* [Stated exercise] Extract every entry word for word.

* [Given information]
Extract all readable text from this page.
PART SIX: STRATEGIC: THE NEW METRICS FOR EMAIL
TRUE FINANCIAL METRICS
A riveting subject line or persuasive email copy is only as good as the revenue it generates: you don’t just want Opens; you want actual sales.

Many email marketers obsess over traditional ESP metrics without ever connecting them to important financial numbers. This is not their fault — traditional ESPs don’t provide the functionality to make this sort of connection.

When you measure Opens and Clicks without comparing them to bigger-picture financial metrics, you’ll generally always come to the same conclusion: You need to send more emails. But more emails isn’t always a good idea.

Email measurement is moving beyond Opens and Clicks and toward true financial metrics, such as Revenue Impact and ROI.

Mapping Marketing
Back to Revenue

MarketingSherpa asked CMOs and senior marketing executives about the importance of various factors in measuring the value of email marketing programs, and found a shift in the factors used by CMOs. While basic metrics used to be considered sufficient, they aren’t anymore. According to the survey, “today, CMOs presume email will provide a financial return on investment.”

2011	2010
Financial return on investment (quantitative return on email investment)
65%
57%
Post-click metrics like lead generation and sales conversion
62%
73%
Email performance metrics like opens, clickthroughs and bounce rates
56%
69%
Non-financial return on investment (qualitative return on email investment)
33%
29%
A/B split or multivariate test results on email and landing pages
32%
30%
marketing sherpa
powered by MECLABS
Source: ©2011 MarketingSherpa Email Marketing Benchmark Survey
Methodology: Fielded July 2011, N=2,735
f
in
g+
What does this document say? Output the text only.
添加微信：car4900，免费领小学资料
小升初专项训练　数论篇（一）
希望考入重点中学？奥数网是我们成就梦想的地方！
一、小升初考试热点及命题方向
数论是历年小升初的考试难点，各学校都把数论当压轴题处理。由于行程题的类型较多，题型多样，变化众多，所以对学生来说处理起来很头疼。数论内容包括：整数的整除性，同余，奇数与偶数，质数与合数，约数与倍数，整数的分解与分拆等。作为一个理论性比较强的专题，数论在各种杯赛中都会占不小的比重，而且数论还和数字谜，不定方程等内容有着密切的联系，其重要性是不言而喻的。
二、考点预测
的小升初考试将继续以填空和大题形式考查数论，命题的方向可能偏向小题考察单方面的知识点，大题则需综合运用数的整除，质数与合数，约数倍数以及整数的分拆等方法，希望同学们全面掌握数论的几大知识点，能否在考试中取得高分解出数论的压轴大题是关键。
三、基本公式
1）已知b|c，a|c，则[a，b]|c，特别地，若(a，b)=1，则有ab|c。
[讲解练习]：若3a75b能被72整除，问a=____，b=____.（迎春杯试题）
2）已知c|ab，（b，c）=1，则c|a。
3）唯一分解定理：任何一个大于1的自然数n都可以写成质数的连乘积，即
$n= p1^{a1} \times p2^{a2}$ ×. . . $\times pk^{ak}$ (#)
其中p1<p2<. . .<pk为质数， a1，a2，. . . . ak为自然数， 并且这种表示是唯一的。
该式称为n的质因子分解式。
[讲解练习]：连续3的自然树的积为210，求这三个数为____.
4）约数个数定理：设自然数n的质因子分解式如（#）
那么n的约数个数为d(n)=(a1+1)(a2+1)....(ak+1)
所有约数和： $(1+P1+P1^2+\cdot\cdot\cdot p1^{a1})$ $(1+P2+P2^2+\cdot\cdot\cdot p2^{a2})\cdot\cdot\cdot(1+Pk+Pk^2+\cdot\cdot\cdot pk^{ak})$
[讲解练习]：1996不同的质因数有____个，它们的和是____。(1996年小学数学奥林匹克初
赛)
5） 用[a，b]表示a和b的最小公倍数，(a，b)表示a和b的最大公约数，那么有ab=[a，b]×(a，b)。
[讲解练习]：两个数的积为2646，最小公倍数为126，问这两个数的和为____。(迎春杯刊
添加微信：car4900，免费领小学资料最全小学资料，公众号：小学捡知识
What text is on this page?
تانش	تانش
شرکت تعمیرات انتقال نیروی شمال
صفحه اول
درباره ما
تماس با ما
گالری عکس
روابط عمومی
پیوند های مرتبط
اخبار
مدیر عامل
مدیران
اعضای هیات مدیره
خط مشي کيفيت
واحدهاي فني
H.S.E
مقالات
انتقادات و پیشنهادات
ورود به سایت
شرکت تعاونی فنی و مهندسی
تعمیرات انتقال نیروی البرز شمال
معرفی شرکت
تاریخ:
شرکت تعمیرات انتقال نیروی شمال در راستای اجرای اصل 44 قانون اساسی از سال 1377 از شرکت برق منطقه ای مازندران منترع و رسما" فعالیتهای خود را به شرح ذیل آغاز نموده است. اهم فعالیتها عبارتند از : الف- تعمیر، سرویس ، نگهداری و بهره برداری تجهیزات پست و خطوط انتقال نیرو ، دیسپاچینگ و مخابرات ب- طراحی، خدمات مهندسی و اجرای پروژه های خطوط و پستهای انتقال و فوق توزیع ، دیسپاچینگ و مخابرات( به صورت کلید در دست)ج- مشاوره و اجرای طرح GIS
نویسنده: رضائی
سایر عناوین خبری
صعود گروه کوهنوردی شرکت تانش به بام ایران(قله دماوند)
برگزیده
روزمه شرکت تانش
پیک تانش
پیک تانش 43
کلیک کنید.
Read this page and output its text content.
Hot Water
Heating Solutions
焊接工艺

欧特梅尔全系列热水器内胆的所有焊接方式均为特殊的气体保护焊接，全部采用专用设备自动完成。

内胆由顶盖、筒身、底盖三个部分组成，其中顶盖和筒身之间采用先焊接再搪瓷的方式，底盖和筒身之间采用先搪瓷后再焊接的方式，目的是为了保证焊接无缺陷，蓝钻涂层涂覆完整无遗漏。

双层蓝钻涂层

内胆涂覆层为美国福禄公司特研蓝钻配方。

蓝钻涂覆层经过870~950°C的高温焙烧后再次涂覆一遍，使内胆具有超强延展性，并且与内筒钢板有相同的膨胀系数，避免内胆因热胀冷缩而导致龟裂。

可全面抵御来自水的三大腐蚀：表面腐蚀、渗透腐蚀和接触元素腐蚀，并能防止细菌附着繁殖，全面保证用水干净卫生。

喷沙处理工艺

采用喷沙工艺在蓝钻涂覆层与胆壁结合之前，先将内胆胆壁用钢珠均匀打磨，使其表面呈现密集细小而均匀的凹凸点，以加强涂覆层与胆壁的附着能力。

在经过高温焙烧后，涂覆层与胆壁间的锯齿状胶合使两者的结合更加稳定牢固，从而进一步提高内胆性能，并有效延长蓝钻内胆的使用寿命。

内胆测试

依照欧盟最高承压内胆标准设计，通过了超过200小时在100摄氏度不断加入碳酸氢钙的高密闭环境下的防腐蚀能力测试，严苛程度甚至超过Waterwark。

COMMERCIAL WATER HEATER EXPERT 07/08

* [Problem solution]
Extract all readable text from this page.
PART SIX: STRATEGIC: THE NEW METRICS FOR EMAIL
TRUE FINANCIAL METRICS
A riveting subject line or persuasive email copy is only as good as the revenue it generates: you don’t just want Opens; you want actual sales.

Many email marketers obsess over traditional ESP metrics without ever connecting them to important financial numbers. This is not their fault — traditional ESPs don’t provide the functionality to make this sort of connection.

When you measure Opens and Clicks without comparing them to bigger-picture financial metrics, you’ll generally always come to the same conclusion: You need to send more emails. But more emails isn’t always a good idea.

Email measurement is moving beyond Opens and Clicks and toward true financial metrics, such as Revenue Impact and ROI.

Mapping Marketing
Back to Revenue

MarketingSherpa asked CMOs and senior marketing executives about the importance of various factors in measuring the value of email marketing programs, and found a shift in the factors used by CMOs. While basic metrics used to be considered sufficient, they aren’t anymore. According to the survey, “today, CMOs presume email will provide a financial return on investment.”

2011	2010
Financial return on investment (quantitative return on email investment)
65%
57%
Post-click metrics like lead generation and sales conversion
62%
73%
Email performance metrics like opens, clickthroughs and bounce rates
56%
69%
Non-financial return on investment (qualitative return on email investment)
33%
29%
A/B split or multivariate test results on email and landing pages
32%
30%
marketing sherpa
powered by MECLABS
Source: ©2011 MarketingSherpa Email Marketing Benchmark Survey
Methodology: Fielded July 2011, N=2,735
f
in
g+
What does this document say? Output the text only.
添加微信：car4900，免费领小学资料
小升初专项训练　数论篇（一）
希望考入重点中学？奥数网是我们成就梦想的地方！
一、小升初考试热点及命题方向
数论是历年小升初的考试难点，各学校都把数论当压轴题处理。由于行程题的类型较多，题型多样，变化众多，所以对学生来说处理起来很头疼。数论内容包括：整数的整除性，同余，奇数与偶数，质数与合数，约数与倍数，整数的分解与分拆等。作为一个理论性比较强的专题，数论在各种杯赛中都会占不小的比重，而且数论还和数字谜，不定方程等内容有着密切的联系，其重要性是不言而喻的。
二、考点预测
的小升初考试将继续以填空和大题形式考查数论，命题的方向可能偏向小题考察单方面的知识点，大题则需综合运用数的整除，质数与合数，约数倍数以及整数的分拆等方法，希望同学们全面掌握数论的几大知识点，能否在考试中取得高分解出数论的压轴大题是关键。
三、基本公式
1）已知b|c，a|c，则[a，b]|c，特别地，若(a，b)=1，则有ab|c。
[讲解练习]：若3a75b能被72整除，问a=____，b=____.（迎春杯试题）
2）已知c|ab，（b，c）=1，则c|a。
3）唯一分解定理：任何一个大于1的自然数n都可以写成质数的连乘积，即
$n= p1^{a1} \times p2^{a2}$ ×. . . $\times pk^{ak}$ (#)
其中p1<p2<. . .<pk为质数， a1，a2，. . . . ak为自然数， 并且这种表示是唯一的。
该式称为n的质因子分解式。
[讲解练习]：连续3的自然树的积为210，求这三个数为____.
4）约数个数定理：设自然数n的质因子分解式如（#）
那么n的约数个数为d(n)=(a1+1)(a2+1)....(ak+1)
所有约数和： $(1+P1+P1^2+\cdot\cdot\cdot p1^{a1})$ $(1+P2+P2^2+\cdot\cdot\cdot p2^{a2})\cdot\cdot\cdot(1+Pk+Pk^2+\cdot\cdot\cdot pk^{ak})$
[讲解练习]：1996不同的质因数有____个，它们的和是____。(1996年小学数学奥林匹克初
赛)
5） 用[a，b]表示a和b的最小公倍数，(a，b)表示a和b的最大公约数，那么有ab=[a，b]×(a，b)。
[讲解练习]：两个数的积为2646，最小公倍数为126，问这两个数的和为____。(迎春杯刊
添加微信：car4900，免费领小学资料最全小学资料，公众号：小学捡知识
What text is on this page?
تانش	تانش
شرکت تعمیرات انتقال نیروی شمال
صفحه اول
درباره ما
تماس با ما
گالری عکس
روابط عمومی
پیوند های مرتبط
اخبار
مدیر عامل
مدیران
اعضای هیات مدیره
خط مشي کيفيت
واحدهاي فني
H.S.E
مقالات
انتقادات و پیشنهادات
ورود به سایت
شرکت تعاونی فنی و مهندسی
تعمیرات انتقال نیروی البرز شمال
معرفی شرکت
تاریخ:
شرکت تعمیرات انتقال نیروی شمال در راستای اجرای اصل 44 قانون اساسی از سال 1377 از شرکت برق منطقه ای مازندران منترع و رسما" فعالیتهای خود را به شرح ذیل آغاز نموده است. اهم فعالیتها عبارتند از : الف- تعمیر، سرویس ، نگهداری و بهره برداری تجهیزات پست و خطوط انتقال نیرو ، دیسپاچینگ و مخابرات ب- طراحی، خدمات مهندسی و اجرای پروژه های خطوط و پستهای انتقال و فوق توزیع ، دیسپاچینگ و مخابرات( به صورت کلید در دست)ج- مشاوره و اجرای طرح GIS
نویسنده: رضائی
سایر عناوین خبری
صعود گروه کوهنوردی شرکت تانش به بام ایران(قله دماوند)
برگزیده
روزمه شرکت تانش
پیک تانش
پیک تانش 43
کلیک کنید.
Read this page and output its text content.
Hot Water
Heating Solutions
焊接工艺

欧特梅尔全系列热水器内胆的所有焊接方式均为特殊的气体保护焊接，全部采用专用设备自动完成。

内胆由顶盖、筒身、底盖三个部分组成，其中顶盖和筒身之间采用先焊接再搪瓷的方式，底盖和筒身之间采用先搪瓷后再焊接的方式，目的是为了保证焊接无缺陷，蓝钻涂层涂覆完整无遗漏。

双层蓝钻涂层

内胆涂覆层为美国福禄公司特研蓝钻配方。

蓝钻涂覆层经过870~950°C的高温焙烧后再次涂覆一遍，使内胆具有超强延展性，并且与内筒钢板有相同的膨胀系数，避免内胆因热胀冷缩而导致龟裂。

可全面抵御来自水的三大腐蚀：表面腐蚀、渗透腐蚀和接触元素腐蚀，并能防止细菌附着繁殖，全面保证用水干净卫生。

喷沙处理工艺

采用喷沙工艺在蓝钻涂覆层与胆壁结合之前，先将内胆胆壁用钢珠均匀打磨，使其表面呈现密集细小而均匀的凹凸点，以加强涂覆层与胆壁的附着能力。

在经过高温焙烧后，涂覆层与胆壁间的锯齿状胶合使两者的结合更加稳定牢固，从而进一步提高内胆性能，并有效延长蓝钻内胆的使用寿命。

内胆测试

依照欧盟最高承压内胆标准设计，通过了超过200小时在100摄氏度不断加入碳酸氢钙的高密闭环境下的防腐蚀能力测试，严苛程度甚至超过Waterwark。

COMMERCIAL WATER HEATER EXPERT 07/08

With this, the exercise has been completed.